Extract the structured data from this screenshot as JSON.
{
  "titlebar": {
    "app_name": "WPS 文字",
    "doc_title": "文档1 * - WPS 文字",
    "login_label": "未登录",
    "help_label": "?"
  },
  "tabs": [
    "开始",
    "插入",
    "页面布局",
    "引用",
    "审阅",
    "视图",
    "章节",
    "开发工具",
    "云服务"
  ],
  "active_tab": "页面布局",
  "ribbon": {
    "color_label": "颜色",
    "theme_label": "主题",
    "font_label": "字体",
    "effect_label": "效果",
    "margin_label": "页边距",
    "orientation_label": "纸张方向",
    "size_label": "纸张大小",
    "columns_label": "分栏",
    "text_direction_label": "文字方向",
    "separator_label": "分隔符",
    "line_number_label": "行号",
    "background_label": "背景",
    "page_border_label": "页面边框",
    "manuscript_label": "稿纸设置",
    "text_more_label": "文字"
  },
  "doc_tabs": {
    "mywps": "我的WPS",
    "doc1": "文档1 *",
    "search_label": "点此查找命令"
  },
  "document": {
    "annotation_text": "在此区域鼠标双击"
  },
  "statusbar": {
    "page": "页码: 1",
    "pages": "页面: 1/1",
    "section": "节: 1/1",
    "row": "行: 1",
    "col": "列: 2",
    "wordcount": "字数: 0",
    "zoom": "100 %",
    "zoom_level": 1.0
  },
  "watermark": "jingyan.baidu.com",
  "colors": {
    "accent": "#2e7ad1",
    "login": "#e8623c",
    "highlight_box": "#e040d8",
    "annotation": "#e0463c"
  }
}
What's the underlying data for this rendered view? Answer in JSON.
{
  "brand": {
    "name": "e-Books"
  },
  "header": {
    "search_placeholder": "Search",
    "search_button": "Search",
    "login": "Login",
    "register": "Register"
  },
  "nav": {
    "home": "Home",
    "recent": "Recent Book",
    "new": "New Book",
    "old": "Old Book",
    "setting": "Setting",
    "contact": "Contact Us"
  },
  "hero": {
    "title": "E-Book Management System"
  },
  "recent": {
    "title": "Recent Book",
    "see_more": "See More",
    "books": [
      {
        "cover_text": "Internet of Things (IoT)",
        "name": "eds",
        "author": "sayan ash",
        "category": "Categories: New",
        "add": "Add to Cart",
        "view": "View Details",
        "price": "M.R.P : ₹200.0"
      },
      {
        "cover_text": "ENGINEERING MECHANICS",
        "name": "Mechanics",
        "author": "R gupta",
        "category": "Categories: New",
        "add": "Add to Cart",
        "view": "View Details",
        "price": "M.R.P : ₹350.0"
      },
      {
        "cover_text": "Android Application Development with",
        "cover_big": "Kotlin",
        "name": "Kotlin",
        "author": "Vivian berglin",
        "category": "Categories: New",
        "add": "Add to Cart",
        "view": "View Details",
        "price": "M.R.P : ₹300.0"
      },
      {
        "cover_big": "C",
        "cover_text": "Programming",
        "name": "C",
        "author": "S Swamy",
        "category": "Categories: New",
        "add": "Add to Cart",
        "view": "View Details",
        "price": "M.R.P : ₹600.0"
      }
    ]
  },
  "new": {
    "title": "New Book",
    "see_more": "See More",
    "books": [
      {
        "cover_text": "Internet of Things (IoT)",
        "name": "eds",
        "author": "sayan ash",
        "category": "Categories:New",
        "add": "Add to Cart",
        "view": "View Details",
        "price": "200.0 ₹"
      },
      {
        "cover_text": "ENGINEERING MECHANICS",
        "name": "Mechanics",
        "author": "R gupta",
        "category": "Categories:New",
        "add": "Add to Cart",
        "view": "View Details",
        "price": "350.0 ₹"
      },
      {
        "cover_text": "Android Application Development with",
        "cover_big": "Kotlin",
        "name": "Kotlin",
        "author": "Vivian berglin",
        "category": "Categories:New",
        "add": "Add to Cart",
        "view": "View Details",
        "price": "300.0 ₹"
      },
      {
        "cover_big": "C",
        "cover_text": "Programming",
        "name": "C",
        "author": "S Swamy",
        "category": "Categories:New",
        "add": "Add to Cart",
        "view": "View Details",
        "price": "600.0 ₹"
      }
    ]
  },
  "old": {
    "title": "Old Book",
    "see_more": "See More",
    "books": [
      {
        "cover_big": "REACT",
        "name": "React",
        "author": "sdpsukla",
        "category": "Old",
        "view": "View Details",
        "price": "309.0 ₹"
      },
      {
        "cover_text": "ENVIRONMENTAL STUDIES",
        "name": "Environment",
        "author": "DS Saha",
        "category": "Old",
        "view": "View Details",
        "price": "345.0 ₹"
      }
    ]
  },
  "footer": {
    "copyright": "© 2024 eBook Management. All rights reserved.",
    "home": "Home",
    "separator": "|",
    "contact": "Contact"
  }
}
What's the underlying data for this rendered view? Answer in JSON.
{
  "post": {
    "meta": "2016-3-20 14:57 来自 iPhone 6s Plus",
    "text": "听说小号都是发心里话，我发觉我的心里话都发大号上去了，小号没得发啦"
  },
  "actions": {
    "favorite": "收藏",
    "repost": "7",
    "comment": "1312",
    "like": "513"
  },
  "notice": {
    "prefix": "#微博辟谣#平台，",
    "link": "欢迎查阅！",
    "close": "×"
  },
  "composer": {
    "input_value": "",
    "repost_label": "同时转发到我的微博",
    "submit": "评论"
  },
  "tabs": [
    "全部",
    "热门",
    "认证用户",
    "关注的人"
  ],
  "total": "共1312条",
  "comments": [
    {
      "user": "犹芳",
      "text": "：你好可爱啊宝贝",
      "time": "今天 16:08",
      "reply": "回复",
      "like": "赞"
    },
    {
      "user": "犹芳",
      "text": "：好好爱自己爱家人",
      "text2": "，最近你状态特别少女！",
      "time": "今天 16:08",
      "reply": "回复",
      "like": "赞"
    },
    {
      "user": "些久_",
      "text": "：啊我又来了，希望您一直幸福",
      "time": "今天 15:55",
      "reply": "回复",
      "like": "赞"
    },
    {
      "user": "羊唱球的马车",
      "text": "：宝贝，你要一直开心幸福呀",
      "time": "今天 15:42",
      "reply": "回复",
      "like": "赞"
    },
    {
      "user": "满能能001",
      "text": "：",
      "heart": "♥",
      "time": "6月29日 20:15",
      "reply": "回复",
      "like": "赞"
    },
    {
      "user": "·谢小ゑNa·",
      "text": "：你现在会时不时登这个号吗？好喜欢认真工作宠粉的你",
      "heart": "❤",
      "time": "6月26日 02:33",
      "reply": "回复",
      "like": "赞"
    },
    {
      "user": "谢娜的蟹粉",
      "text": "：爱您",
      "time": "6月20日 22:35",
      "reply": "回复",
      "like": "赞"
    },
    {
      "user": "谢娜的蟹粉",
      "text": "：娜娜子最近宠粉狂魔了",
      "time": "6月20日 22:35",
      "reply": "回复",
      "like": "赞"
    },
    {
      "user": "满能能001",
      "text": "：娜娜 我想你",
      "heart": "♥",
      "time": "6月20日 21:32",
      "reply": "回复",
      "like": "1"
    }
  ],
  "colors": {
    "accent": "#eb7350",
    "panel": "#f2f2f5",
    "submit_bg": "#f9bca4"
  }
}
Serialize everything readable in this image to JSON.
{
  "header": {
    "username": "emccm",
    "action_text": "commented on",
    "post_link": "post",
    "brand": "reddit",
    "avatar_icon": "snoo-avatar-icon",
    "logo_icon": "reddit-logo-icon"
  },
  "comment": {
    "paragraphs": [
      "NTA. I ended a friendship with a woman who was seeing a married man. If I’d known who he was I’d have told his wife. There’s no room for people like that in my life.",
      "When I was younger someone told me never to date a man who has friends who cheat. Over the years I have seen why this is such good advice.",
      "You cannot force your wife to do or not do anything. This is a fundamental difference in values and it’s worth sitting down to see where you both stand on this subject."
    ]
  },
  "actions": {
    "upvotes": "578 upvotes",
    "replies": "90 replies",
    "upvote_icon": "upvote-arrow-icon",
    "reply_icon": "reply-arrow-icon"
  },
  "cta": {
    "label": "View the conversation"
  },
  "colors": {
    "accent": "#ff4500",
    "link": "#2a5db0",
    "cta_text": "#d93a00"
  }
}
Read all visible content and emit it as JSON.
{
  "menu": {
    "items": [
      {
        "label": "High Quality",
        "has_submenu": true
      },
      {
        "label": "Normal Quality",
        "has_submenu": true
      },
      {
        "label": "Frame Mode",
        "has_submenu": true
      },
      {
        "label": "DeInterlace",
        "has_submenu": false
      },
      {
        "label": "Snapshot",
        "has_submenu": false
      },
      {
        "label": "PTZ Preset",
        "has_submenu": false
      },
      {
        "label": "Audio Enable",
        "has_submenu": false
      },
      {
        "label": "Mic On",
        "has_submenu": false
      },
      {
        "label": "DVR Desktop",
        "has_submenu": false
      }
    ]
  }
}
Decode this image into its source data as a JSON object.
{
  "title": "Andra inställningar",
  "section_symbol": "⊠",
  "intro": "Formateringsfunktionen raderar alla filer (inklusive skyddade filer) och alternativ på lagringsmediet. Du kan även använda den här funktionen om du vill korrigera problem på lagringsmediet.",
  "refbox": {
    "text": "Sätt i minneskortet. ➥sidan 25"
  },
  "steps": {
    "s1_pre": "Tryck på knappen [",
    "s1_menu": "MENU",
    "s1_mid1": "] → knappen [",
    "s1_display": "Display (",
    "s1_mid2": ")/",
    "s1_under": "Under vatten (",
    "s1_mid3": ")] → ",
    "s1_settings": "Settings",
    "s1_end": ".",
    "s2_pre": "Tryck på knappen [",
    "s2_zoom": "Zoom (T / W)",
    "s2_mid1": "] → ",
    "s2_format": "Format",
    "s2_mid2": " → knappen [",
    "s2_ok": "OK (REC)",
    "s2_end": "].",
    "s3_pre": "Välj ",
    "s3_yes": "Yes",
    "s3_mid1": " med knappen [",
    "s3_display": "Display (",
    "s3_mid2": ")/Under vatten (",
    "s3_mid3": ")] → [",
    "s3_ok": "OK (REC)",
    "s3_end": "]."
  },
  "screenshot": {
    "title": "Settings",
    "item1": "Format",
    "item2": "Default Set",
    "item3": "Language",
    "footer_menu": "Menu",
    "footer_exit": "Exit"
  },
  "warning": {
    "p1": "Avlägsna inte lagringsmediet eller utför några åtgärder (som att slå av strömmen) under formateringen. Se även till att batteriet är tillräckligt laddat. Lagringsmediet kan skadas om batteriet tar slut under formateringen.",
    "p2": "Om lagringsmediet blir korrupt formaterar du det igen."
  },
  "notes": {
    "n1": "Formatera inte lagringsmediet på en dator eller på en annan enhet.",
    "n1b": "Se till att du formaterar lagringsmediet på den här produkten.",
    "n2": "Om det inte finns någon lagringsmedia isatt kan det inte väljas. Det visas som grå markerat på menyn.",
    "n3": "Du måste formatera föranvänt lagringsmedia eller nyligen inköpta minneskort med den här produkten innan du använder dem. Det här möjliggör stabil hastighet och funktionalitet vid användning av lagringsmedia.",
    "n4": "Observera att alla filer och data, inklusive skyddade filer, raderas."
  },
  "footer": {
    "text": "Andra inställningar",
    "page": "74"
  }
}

WHAT IS REQUIRED ▸ Of the lines in the entries above, how many include "Display"? Only the number should be given.

TASK ANSWER ▸ 2